■ WRITTEN REQUEST ■
What is the count of lines in the listing below that hold the string "Cash"? Reply with that number alone.

■ MATERIAL TO PROCESS ■
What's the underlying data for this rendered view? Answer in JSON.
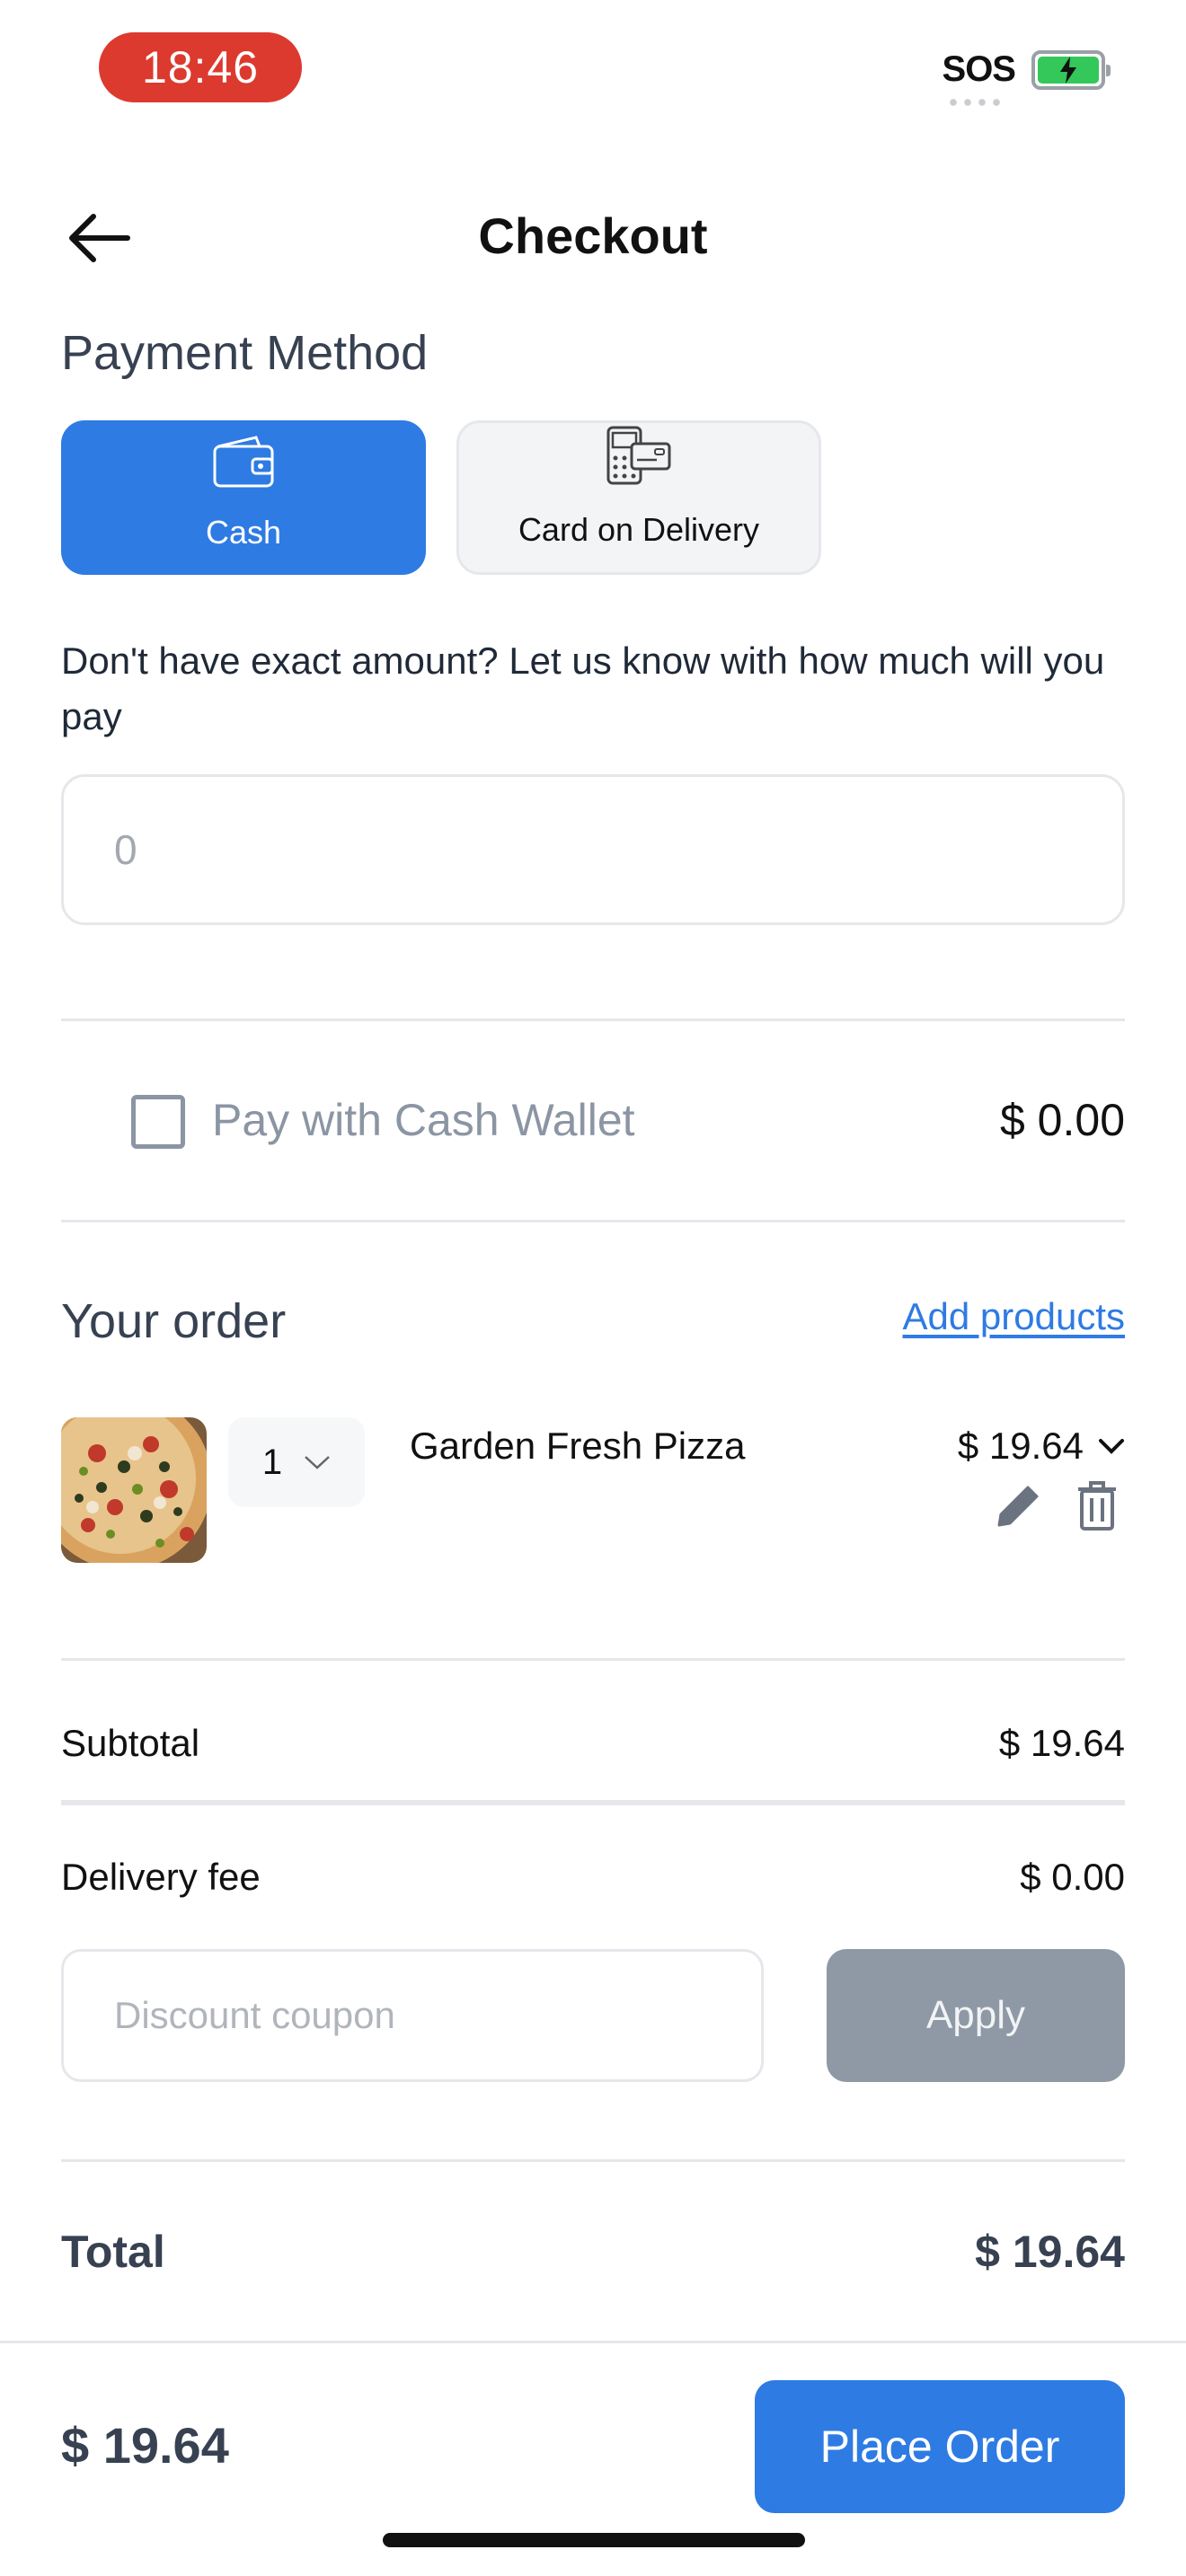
{
  "status_bar": {
    "time": "18:46",
    "carrier_status": "SOS",
    "battery_icon": "charging-battery-icon"
  },
  "header": {
    "title": "Checkout",
    "back_icon": "arrow-left-icon"
  },
  "payment": {
    "section_title": "Payment Method",
    "options": [
      {
        "label": "Cash",
        "icon": "wallet-icon",
        "selected": true
      },
      {
        "label": "Card on Delivery",
        "icon": "card-terminal-icon",
        "selected": false
      }
    ],
    "hint": "Don't have exact amount? Let us know with how much will you pay",
    "amount_placeholder": "0"
  },
  "wallet": {
    "label": "Pay with Cash Wallet",
    "amount": "$ 0.00",
    "checked": false
  },
  "order": {
    "title": "Your order",
    "add_products_label": "Add products",
    "items": [
      {
        "name": "Garden Fresh Pizza",
        "quantity": "1",
        "price": "$ 19.64"
      }
    ]
  },
  "summary": {
    "subtotal_label": "Subtotal",
    "subtotal_value": "$ 19.64",
    "delivery_label": "Delivery fee",
    "delivery_value": "$ 0.00",
    "coupon_placeholder": "Discount coupon",
    "apply_label": "Apply",
    "total_label": "Total",
    "total_value": "$ 19.64"
  },
  "footer": {
    "total": "$ 19.64",
    "place_order_label": "Place Order"
  },
  "colors": {
    "primary": "#2e7be3",
    "status_time_bg": "#dc3a2f",
    "apply_disabled": "#8e99a5",
    "muted_text": "#8b95a3"
  }
}
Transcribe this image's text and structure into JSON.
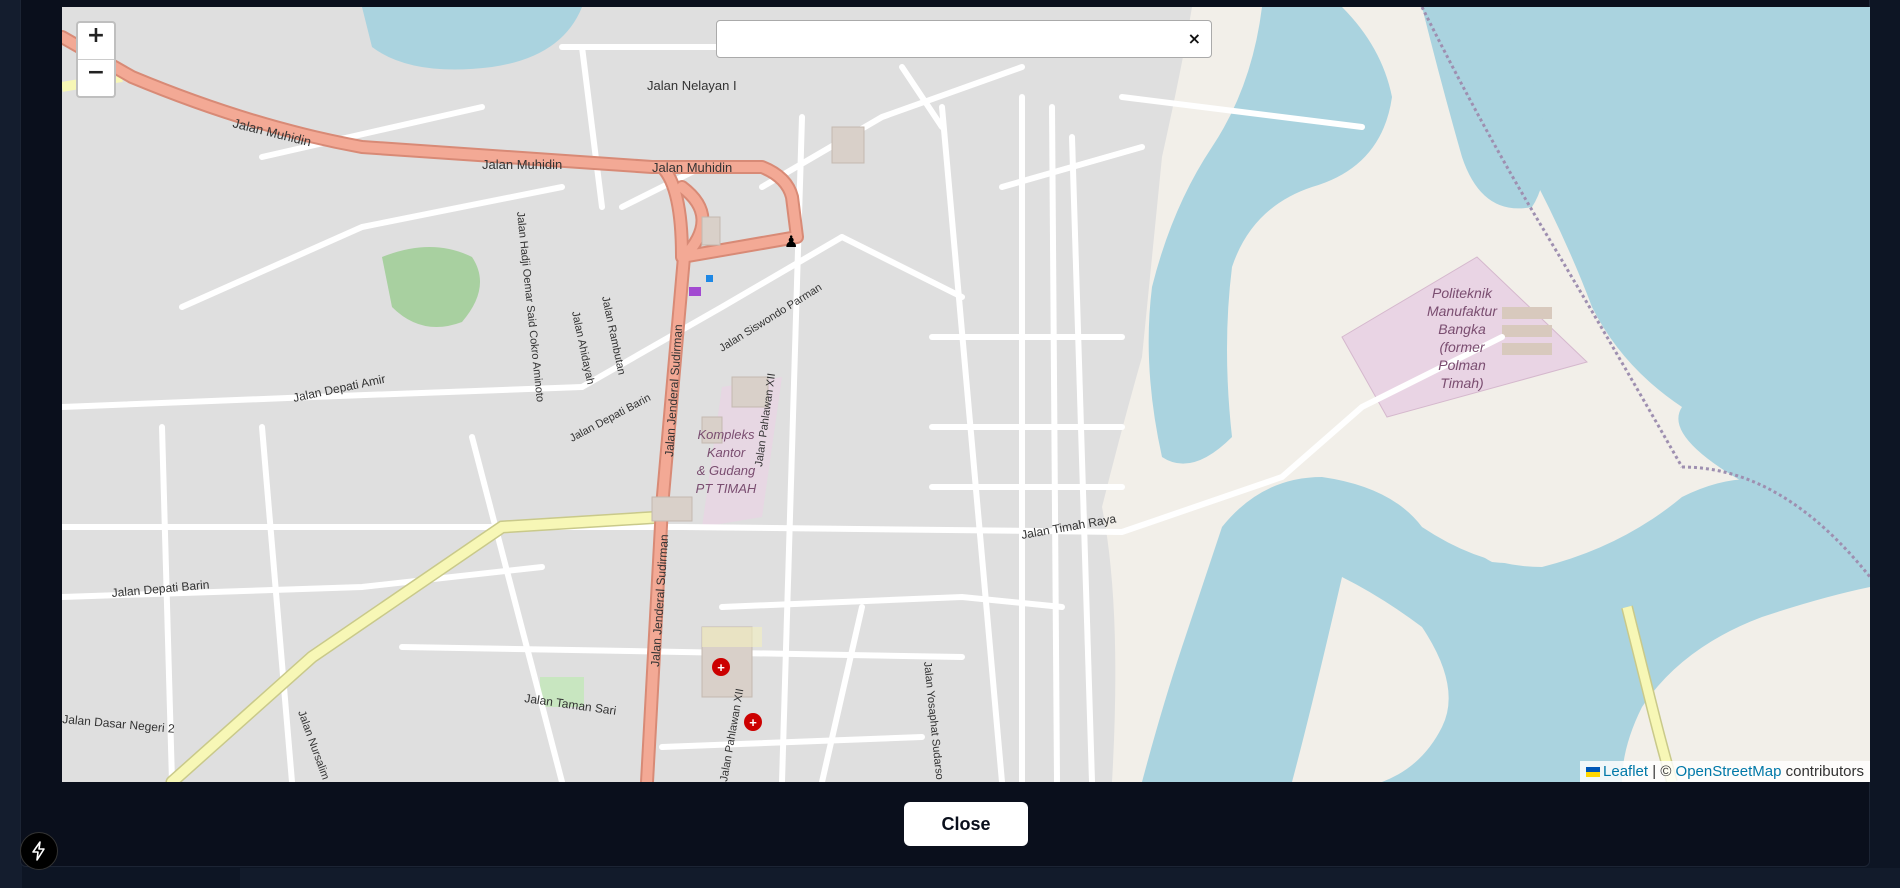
{
  "map": {
    "search_value": "",
    "search_placeholder": "",
    "search_clear": "×",
    "zoom_in": "+",
    "zoom_out": "−",
    "labels": {
      "jalan_nelayan_i": "Jalan Nelayan I",
      "jalan_muhidin": "Jalan Muhidin",
      "jalan_hadji_oemar": "Jalan Hadji Oemar Said Cokro Aminoto",
      "jalan_ahidayah": "Jalan Ahidayah",
      "jalan_rambutan": "Jalan Rambutan",
      "jalan_jenderal_sudirman": "Jalan Jenderal Sudirman",
      "jalan_siswondo_parman": "Jalan Siswondo Parman",
      "jalan_pahlawan_xii": "Jalan Pahlawan XII",
      "jalan_depati_amir": "Jalan Depati Amir",
      "jalan_depati_barin": "Jalan Depati Barin",
      "jalan_timah_raya": "Jalan Timah Raya",
      "jalan_taman_sari": "Jalan Taman Sari",
      "jalan_nursalim": "Jalan Nursalim",
      "jalan_yosaphat": "Jalan Yosaphat Sudarso",
      "jalan_dasar_negeri": "Jalan Dasar Negeri 2",
      "kompleks": [
        "Kompleks",
        "Kantor",
        "& Gudang",
        "PT TIMAH"
      ],
      "politeknik": [
        "Politeknik",
        "Manufaktur",
        "Bangka",
        "(former",
        "Polman",
        "Timah)"
      ]
    },
    "attribution": {
      "leaflet": "Leaflet",
      "separator": "| ©",
      "osm": "OpenStreetMap",
      "contributors": "contributors"
    },
    "colors": {
      "water": "#aad3df",
      "land": "#dfdfdf",
      "beach": "#f2efe9",
      "primary_road": "#f3a995",
      "secondary_road": "#f7f7b6",
      "park": "#a8d0a0",
      "campus": "#e9d4e4"
    }
  },
  "modal": {
    "close_label": "Close"
  },
  "icons": {
    "bolt": "bolt-icon"
  }
}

■ EXPECTED ANSWER ■
2